**Requirement A**. From the NFL Europa season text, pull out the passage starting with "European-American football season" and going on through "the 2007 season.", word for word.
**Requirement B**. According to the NFL Europa season text, which team won World Bowl XV, and by what score?

**Provided text**.

= 2007 NFL Europa season =

European-American football season

The 2007 NFL Europa season was the 15th season in 17 years of the American football league that started out as the World League of American Football. 2007 was the first season the league was known as NFL Europa after being called NFL Europe since 1998. The NFL folded the league after the 2007 season.

NFL Europa League
| Team | W | L | T | PCT | PF | PA | Home | Road | STK |
| Hamburg Sea Devils | 7 | 3 | 0 | .700 | 231 | 176 | 4–1 | 3–2 | W4 |
| Frankfurt Galaxy | 7 | 3 | 0 | .700 | 254 | 179 | 5–0 | 2–3 | W1 |
| Cologne Centurions | 6 | 4 | 0 | .600 | 205 | 172 | 2–3 | 4–1 | L1 |
| Rhein Fire | 4 | 6 | 0 | .400 | 166 | 212 | 2–3 | 2–3 | L1 |
| Amsterdam Admirals | 4 | 6 | 0 | .400 | 194 | 250 | 3–2 | 1–4 | W1 |
| Berlin Thunder | 2 | 8 | 0 | .200 | 146 | 207 | 0–5 | 2–3 | L6 |

==World Bowl XV==
World Bowl XV was held on Saturday, June 23, 2007, at Commerzbank-Arena in Frankfurt, Germany. The Hamburg Sea Devils defeated the Frankfurt Galaxy, 37–28.

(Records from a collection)
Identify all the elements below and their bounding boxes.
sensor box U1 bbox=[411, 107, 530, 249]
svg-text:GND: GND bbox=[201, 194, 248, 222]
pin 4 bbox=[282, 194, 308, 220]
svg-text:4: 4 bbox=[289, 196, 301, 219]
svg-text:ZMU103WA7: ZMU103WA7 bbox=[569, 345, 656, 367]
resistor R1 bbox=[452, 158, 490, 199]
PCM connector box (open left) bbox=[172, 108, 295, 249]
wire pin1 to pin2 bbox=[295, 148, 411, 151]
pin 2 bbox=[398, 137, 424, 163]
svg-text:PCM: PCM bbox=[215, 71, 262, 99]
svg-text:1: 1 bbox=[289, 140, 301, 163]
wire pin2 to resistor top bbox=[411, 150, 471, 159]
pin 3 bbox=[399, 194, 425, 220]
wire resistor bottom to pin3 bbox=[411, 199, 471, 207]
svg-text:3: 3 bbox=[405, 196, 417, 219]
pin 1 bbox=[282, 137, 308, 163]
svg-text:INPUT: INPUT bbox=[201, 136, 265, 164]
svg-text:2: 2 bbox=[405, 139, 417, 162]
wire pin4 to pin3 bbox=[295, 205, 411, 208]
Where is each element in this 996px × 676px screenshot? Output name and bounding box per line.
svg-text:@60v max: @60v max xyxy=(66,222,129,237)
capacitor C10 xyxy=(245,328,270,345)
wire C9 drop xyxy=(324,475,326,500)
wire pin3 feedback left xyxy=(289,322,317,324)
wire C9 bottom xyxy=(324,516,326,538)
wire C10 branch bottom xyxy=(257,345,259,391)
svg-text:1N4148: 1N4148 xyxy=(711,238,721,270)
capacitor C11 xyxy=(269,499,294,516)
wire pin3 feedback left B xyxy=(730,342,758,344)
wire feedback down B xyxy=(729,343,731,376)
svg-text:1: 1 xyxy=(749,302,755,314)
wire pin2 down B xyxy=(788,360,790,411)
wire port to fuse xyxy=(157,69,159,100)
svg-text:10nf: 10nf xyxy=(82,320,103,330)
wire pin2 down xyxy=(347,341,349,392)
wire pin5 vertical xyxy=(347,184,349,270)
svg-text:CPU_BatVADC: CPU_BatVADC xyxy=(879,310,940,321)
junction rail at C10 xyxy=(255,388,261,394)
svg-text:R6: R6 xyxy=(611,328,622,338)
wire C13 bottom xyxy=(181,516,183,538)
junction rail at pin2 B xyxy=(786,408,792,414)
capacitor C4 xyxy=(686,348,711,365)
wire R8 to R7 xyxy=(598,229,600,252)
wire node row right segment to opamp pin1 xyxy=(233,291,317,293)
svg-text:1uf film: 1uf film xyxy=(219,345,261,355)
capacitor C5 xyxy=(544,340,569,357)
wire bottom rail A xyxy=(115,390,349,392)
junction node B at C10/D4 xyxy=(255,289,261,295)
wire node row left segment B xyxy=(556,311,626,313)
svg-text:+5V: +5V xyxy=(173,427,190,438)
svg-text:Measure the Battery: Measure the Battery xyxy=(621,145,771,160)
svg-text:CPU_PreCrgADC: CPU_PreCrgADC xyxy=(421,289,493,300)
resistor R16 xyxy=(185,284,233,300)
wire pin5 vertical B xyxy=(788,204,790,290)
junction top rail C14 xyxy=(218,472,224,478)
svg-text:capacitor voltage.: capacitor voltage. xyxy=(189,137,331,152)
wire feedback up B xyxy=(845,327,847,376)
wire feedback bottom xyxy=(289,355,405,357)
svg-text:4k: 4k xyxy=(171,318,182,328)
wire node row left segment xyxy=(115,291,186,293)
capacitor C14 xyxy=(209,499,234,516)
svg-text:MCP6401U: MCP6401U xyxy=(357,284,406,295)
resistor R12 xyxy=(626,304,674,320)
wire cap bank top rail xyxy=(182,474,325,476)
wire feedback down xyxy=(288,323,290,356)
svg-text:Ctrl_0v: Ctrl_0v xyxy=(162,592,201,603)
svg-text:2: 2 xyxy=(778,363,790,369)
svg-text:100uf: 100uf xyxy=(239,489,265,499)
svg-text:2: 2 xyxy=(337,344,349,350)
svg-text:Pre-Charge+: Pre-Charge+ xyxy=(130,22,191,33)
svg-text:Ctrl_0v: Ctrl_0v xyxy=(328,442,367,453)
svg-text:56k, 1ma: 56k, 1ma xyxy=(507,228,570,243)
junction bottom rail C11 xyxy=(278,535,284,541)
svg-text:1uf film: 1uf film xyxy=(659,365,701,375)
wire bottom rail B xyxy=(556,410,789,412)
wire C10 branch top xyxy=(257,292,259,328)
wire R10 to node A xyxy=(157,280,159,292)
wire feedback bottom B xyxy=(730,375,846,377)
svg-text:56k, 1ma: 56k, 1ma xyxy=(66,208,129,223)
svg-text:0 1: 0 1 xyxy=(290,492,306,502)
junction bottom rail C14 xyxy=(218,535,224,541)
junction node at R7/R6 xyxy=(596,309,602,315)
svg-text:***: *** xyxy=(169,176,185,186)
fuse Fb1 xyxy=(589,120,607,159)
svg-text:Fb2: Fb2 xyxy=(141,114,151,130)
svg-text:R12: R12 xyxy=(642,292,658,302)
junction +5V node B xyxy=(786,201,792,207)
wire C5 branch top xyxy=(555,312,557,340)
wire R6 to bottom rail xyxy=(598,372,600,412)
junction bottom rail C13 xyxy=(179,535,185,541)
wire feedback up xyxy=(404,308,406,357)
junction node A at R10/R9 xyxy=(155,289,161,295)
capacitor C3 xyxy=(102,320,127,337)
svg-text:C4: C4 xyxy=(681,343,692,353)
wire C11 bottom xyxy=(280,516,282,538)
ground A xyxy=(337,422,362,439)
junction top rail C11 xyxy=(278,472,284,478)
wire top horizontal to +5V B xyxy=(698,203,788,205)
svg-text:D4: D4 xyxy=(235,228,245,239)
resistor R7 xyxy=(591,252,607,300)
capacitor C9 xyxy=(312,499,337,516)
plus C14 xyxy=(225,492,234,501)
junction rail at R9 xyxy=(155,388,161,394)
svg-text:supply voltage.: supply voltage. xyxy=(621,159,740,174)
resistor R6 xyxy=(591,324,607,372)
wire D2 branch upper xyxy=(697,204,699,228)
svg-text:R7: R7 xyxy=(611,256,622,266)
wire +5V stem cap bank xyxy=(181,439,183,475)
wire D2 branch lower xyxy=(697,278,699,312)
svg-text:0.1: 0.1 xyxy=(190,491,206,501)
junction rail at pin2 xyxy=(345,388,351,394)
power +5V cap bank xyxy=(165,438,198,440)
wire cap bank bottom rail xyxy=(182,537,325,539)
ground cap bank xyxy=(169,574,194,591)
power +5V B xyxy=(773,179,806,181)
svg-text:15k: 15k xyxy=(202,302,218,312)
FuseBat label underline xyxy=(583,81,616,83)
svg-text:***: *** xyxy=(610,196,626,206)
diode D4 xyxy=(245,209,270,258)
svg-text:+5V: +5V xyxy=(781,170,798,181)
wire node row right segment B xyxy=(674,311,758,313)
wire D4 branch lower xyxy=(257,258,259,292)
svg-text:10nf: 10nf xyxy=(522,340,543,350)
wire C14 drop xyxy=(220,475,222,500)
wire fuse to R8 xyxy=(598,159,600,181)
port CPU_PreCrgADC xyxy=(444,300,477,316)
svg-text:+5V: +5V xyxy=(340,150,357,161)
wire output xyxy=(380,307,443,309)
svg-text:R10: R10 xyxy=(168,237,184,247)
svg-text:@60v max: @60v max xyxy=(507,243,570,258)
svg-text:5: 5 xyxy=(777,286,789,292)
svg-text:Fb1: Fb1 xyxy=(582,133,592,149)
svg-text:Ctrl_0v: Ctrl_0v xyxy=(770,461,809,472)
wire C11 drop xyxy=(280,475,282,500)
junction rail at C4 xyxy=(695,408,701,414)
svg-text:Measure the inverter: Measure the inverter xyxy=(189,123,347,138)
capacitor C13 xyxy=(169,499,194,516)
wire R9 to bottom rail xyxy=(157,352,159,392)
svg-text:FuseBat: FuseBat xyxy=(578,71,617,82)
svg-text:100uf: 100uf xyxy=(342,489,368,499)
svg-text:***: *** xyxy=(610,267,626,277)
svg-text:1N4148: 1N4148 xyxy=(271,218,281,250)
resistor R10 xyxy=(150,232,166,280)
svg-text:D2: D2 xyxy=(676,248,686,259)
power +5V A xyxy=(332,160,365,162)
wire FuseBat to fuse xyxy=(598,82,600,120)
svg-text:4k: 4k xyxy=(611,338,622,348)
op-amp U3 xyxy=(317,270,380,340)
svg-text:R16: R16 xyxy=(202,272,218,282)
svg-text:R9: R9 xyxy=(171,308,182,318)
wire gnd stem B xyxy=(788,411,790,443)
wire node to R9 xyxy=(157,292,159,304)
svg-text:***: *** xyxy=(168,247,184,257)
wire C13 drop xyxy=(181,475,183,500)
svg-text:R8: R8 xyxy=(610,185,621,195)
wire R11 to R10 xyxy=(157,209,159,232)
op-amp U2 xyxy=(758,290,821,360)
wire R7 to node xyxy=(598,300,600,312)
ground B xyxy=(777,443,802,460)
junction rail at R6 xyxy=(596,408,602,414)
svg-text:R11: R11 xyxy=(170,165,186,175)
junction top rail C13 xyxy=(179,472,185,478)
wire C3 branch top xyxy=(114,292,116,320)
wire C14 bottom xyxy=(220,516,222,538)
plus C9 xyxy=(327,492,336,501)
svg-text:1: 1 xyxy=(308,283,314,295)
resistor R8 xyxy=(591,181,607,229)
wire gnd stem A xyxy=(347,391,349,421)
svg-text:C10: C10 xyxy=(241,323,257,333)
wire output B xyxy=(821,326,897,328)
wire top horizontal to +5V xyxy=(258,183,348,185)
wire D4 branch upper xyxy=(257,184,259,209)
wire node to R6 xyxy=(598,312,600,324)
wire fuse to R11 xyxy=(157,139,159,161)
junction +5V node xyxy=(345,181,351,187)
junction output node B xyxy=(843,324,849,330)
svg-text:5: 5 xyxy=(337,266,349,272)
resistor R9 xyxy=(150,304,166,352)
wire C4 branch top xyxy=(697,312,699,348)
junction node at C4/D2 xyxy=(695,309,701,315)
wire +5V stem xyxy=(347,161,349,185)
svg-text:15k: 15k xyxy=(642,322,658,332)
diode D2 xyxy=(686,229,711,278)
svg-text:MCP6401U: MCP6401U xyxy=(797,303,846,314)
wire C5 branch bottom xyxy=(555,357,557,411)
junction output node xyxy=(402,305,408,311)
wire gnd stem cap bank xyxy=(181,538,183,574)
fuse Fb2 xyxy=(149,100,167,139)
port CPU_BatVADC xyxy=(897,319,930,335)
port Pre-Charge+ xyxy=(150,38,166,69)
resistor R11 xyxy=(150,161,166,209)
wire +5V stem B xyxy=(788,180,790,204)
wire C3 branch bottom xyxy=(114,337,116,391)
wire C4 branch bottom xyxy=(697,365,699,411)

**Task answer A**.
European-American football season

The 2007 NFL Europa season was the 15th season in 17 years of the American football league that started out as the World League of American Football. 2007 was the first season the league was known as NFL Europa after being called NFL Europe since 1998. The NFL folded the league after the 2007 season.

**Task answer B**. The Hamburg Sea Devils won, beating the Frankfurt Galaxy 37–28.